YOUR OBJECTIVE
Copy every line of the material below verbatim.

MATERIAL SUPPLIED

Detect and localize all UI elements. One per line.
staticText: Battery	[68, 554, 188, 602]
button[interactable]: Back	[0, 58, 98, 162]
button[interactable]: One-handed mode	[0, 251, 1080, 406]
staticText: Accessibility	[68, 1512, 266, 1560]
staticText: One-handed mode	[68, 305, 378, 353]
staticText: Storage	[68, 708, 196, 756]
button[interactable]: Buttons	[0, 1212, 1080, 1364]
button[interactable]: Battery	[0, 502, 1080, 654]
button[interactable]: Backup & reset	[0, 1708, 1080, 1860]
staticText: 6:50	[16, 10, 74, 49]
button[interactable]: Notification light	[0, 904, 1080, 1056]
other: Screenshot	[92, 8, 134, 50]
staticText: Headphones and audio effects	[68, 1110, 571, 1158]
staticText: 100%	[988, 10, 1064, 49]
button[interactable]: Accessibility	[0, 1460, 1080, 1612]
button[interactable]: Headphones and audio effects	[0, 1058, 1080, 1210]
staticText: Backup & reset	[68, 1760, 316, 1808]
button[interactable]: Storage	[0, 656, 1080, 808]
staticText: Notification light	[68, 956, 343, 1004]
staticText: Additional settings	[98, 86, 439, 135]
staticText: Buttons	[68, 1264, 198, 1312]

RESULT OF THIS EXERCISE
Detect and localize all UI elements. One per line.
staticText: Battery	[68, 554, 188, 602]
button[interactable]: Back	[0, 58, 98, 162]
button[interactable]: One-handed mode	[0, 251, 1080, 406]
staticText: Accessibility	[68, 1512, 266, 1560]
staticText: One-handed mode	[68, 305, 378, 353]
staticText: Storage	[68, 708, 196, 756]
button[interactable]: Buttons	[0, 1212, 1080, 1364]
button[interactable]: Battery	[0, 502, 1080, 654]
button[interactable]: Backup & reset	[0, 1708, 1080, 1860]
staticText: 6:50	[16, 10, 74, 49]
button[interactable]: Notification light	[0, 904, 1080, 1056]
other: Screenshot	[92, 8, 134, 50]
staticText: Headphones and audio effects	[68, 1110, 571, 1158]
staticText: 100%	[988, 10, 1064, 49]
button[interactable]: Accessibility	[0, 1460, 1080, 1612]
button[interactable]: Headphones and audio effects	[0, 1058, 1080, 1210]
staticText: Backup & reset	[68, 1760, 316, 1808]
button[interactable]: Storage	[0, 656, 1080, 808]
staticText: Notification light	[68, 956, 343, 1004]
staticText: Additional settings	[98, 86, 439, 135]
staticText: Buttons	[68, 1264, 198, 1312]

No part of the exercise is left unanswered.